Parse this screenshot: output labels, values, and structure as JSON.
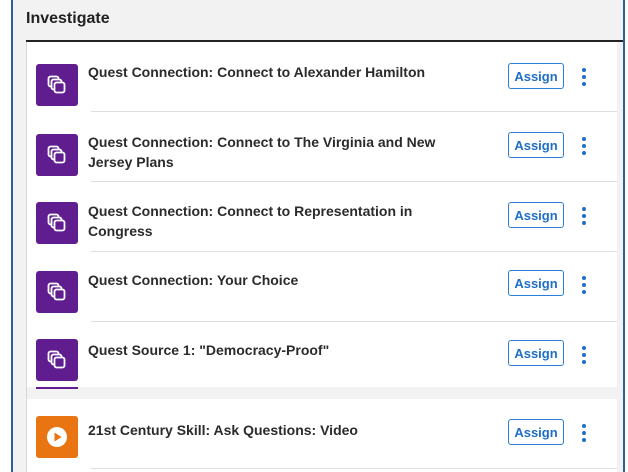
{
  "section": {
    "title": "Investigate"
  },
  "items": [
    {
      "title": "Quest Connection: Connect to Alexander Hamilton",
      "icon": "stacked-cards-icon",
      "icon_color": "#5f1d8f",
      "assign_label": "Assign"
    },
    {
      "title": "Quest Connection: Connect to The Virginia and New Jersey Plans",
      "icon": "stacked-cards-icon",
      "icon_color": "#5f1d8f",
      "assign_label": "Assign"
    },
    {
      "title": "Quest Connection: Connect to Representation in Congress",
      "icon": "stacked-cards-icon",
      "icon_color": "#5f1d8f",
      "assign_label": "Assign"
    },
    {
      "title": "Quest Connection: Your Choice",
      "icon": "stacked-cards-icon",
      "icon_color": "#5f1d8f",
      "assign_label": "Assign"
    },
    {
      "title": "Quest Source 1: \"Democracy-Proof\"",
      "icon": "stacked-cards-icon",
      "icon_color": "#5f1d8f",
      "assign_label": "Assign"
    },
    {
      "title": "21st Century Skill: Ask Questions: Video",
      "icon": "play-video-icon",
      "icon_color": "#e87511",
      "assign_label": "Assign"
    }
  ],
  "colors": {
    "accent": "#1f6fc6",
    "border": "#2f5f9e"
  }
}
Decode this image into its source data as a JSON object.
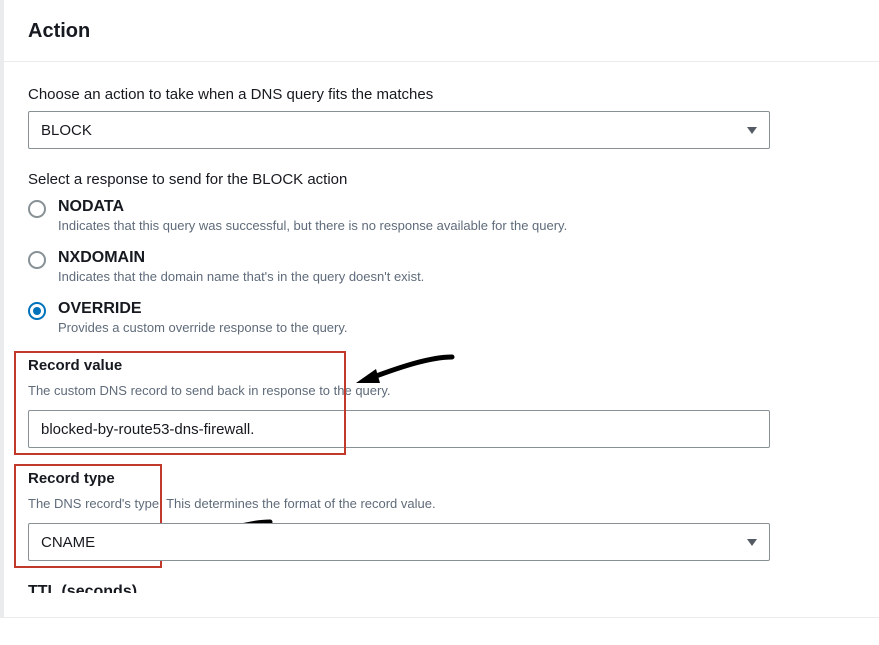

**GIVEN REQUEST**. Set down the material above as is, without any pictures.

**SOLUTION FOR THIS EXERCISE**.
Parse this screenshot: output labels, values, and structure as JSON.
{
  "section": {
    "title": "Investigate"
  },
  "items": [
    {
      "title": "Quest Connection: Connect to Alexander Hamilton",
      "icon": "stacked-cards-icon",
      "icon_color": "#5f1d8f",
      "assign_label": "Assign"
    },
    {
      "title": "Quest Connection: Connect to The Virginia and New Jersey Plans",
      "icon": "stacked-cards-icon",
      "icon_color": "#5f1d8f",
      "assign_label": "Assign"
    },
    {
      "title": "Quest Connection: Connect to Representation in Congress",
      "icon": "stacked-cards-icon",
      "icon_color": "#5f1d8f",
      "assign_label": "Assign"
    },
    {
      "title": "Quest Connection: Your Choice",
      "icon": "stacked-cards-icon",
      "icon_color": "#5f1d8f",
      "assign_label": "Assign"
    },
    {
      "title": "Quest Source 1: \"Democracy-Proof\"",
      "icon": "stacked-cards-icon",
      "icon_color": "#5f1d8f",
      "assign_label": "Assign"
    },
    {
      "title": "21st Century Skill: Ask Questions: Video",
      "icon": "play-video-icon",
      "icon_color": "#e87511",
      "assign_label": "Assign"
    }
  ],
  "colors": {
    "accent": "#1f6fc6",
    "border": "#2f5f9e"
  }
}
Decode this image into its source data as a JSON object.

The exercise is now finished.